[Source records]

================

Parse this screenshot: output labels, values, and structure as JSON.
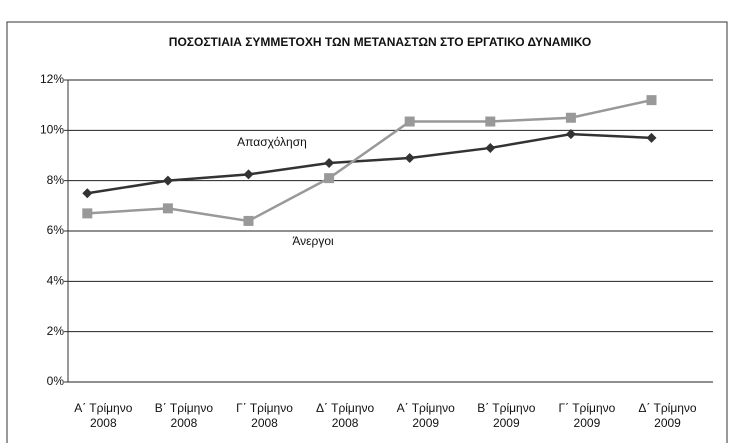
{
  "chart_data": {
    "type": "line",
    "title": "ΠΟΣΟΣΤΙΑΙΑ ΣΥΜΜΕΤΟΧΗ ΤΩΝ ΜΕΤΑΝΑΣΤΩΝ ΣΤΟ ΕΡΓΑΤΙΚΟ ΔΥΝΑΜΙΚΟ",
    "categories": [
      "Α΄ Τρίμηνο 2008",
      "Β΄ Τρίμηνο 2008",
      "Γ΄ Τρίμηνο 2008",
      "Δ΄ Τρίμηνο 2008",
      "Α΄ Τρίμηνο 2009",
      "Β΄ Τρίμηνο 2009",
      "Γ΄ Τρίμηνο 2009",
      "Δ΄ Τρίμηνο 2009"
    ],
    "series": [
      {
        "name": "Απασχόληση",
        "color": "#333333",
        "marker": "diamond",
        "values": [
          7.5,
          8.0,
          8.25,
          8.7,
          8.9,
          9.3,
          9.85,
          9.7
        ]
      },
      {
        "name": "Άνεργοι",
        "color": "#999999",
        "marker": "square",
        "values": [
          6.7,
          6.9,
          6.4,
          8.1,
          10.35,
          10.35,
          10.5,
          11.2
        ]
      }
    ],
    "ylim": [
      0,
      12
    ],
    "yticks": [
      {
        "value": 0,
        "label": "0%"
      },
      {
        "value": 2,
        "label": "2%"
      },
      {
        "value": 4,
        "label": "4%"
      },
      {
        "value": 6,
        "label": "6%"
      },
      {
        "value": 8,
        "label": "8%"
      },
      {
        "value": 10,
        "label": "10%"
      },
      {
        "value": 12,
        "label": "12%"
      }
    ],
    "grid": true
  }
}
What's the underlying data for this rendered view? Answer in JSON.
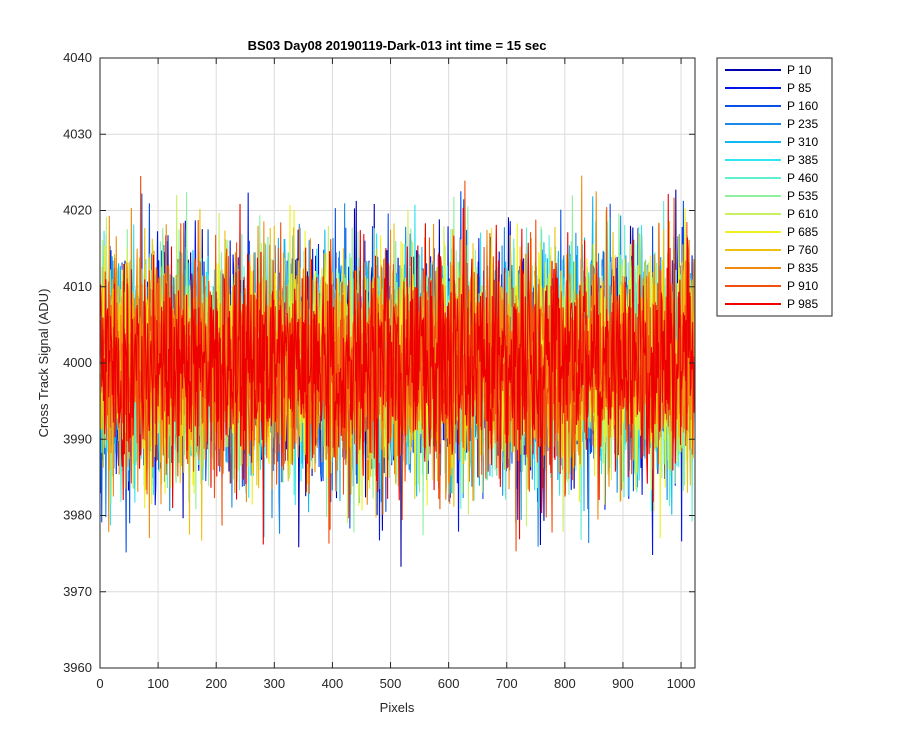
{
  "chart_data": {
    "type": "line",
    "title": "BS03 Day08 20190119-Dark-013 int time = 15 sec",
    "xlabel": "Pixels",
    "ylabel": "Cross Track Signal (ADU)",
    "xlim": [
      0,
      1024
    ],
    "ylim": [
      3960,
      4040
    ],
    "xticks": [
      0,
      100,
      200,
      300,
      400,
      500,
      600,
      700,
      800,
      900,
      1000
    ],
    "yticks": [
      3960,
      3970,
      3980,
      3990,
      4000,
      4010,
      4020,
      4030,
      4040
    ],
    "grid": true,
    "legend_position": "outside-top-right",
    "signal_level": 4000,
    "series": [
      {
        "name": "P 10",
        "color": "#0000aa"
      },
      {
        "name": "P 85",
        "color": "#0015e6"
      },
      {
        "name": "P 160",
        "color": "#0a50e6"
      },
      {
        "name": "P 235",
        "color": "#1a8ae6"
      },
      {
        "name": "P 310",
        "color": "#12b8f0"
      },
      {
        "name": "P 385",
        "color": "#2ee6f0"
      },
      {
        "name": "P 460",
        "color": "#60f0d0"
      },
      {
        "name": "P 535",
        "color": "#90f0a0"
      },
      {
        "name": "P 610",
        "color": "#c8f060"
      },
      {
        "name": "P 685",
        "color": "#f0f020"
      },
      {
        "name": "P 760",
        "color": "#f0c010"
      },
      {
        "name": "P 835",
        "color": "#f08a10"
      },
      {
        "name": "P 910",
        "color": "#f05010"
      },
      {
        "name": "P 985",
        "color": "#ee0000"
      }
    ]
  }
}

================

** TASK STATEMENT **
Reproduce the records above exactly, leaving out every picture they contain.

** THE REPLY **
Parse this screenshot: output labels, values, and structure as JSON.
{
  "chart_data": {
    "type": "line",
    "title": "ΠΟΣΟΣΤΙΑΙΑ ΣΥΜΜΕΤΟΧΗ ΤΩΝ ΜΕΤΑΝΑΣΤΩΝ ΣΤΟ ΕΡΓΑΤΙΚΟ ΔΥΝΑΜΙΚΟ",
    "categories": [
      "Α΄ Τρίμηνο 2008",
      "Β΄ Τρίμηνο 2008",
      "Γ΄ Τρίμηνο 2008",
      "Δ΄ Τρίμηνο 2008",
      "Α΄ Τρίμηνο 2009",
      "Β΄ Τρίμηνο 2009",
      "Γ΄ Τρίμηνο 2009",
      "Δ΄ Τρίμηνο 2009"
    ],
    "series": [
      {
        "name": "Απασχόληση",
        "color": "#333333",
        "marker": "diamond",
        "values": [
          7.5,
          8.0,
          8.25,
          8.7,
          8.9,
          9.3,
          9.85,
          9.7
        ]
      },
      {
        "name": "Άνεργοι",
        "color": "#999999",
        "marker": "square",
        "values": [
          6.7,
          6.9,
          6.4,
          8.1,
          10.35,
          10.35,
          10.5,
          11.2
        ]
      }
    ],
    "ylim": [
      0,
      12
    ],
    "yticks": [
      {
        "value": 0,
        "label": "0%"
      },
      {
        "value": 2,
        "label": "2%"
      },
      {
        "value": 4,
        "label": "4%"
      },
      {
        "value": 6,
        "label": "6%"
      },
      {
        "value": 8,
        "label": "8%"
      },
      {
        "value": 10,
        "label": "10%"
      },
      {
        "value": 12,
        "label": "12%"
      }
    ],
    "grid": true
  }
}
What's the underlying data for this rendered view? Answer in JSON.
{
  "chart_data": {
    "type": "line",
    "title": "BS03 Day08 20190119-Dark-013 int time = 15 sec",
    "xlabel": "Pixels",
    "ylabel": "Cross Track Signal (ADU)",
    "xlim": [
      0,
      1024
    ],
    "ylim": [
      3960,
      4040
    ],
    "xticks": [
      0,
      100,
      200,
      300,
      400,
      500,
      600,
      700,
      800,
      900,
      1000
    ],
    "yticks": [
      3960,
      3970,
      3980,
      3990,
      4000,
      4010,
      4020,
      4030,
      4040
    ],
    "grid": true,
    "legend_position": "outside-top-right",
    "signal_level": 4000,
    "series": [
      {
        "name": "P 10",
        "color": "#0000aa"
      },
      {
        "name": "P 85",
        "color": "#0015e6"
      },
      {
        "name": "P 160",
        "color": "#0a50e6"
      },
      {
        "name": "P 235",
        "color": "#1a8ae6"
      },
      {
        "name": "P 310",
        "color": "#12b8f0"
      },
      {
        "name": "P 385",
        "color": "#2ee6f0"
      },
      {
        "name": "P 460",
        "color": "#60f0d0"
      },
      {
        "name": "P 535",
        "color": "#90f0a0"
      },
      {
        "name": "P 610",
        "color": "#c8f060"
      },
      {
        "name": "P 685",
        "color": "#f0f020"
      },
      {
        "name": "P 760",
        "color": "#f0c010"
      },
      {
        "name": "P 835",
        "color": "#f08a10"
      },
      {
        "name": "P 910",
        "color": "#f05010"
      },
      {
        "name": "P 985",
        "color": "#ee0000"
      }
    ]
  }
}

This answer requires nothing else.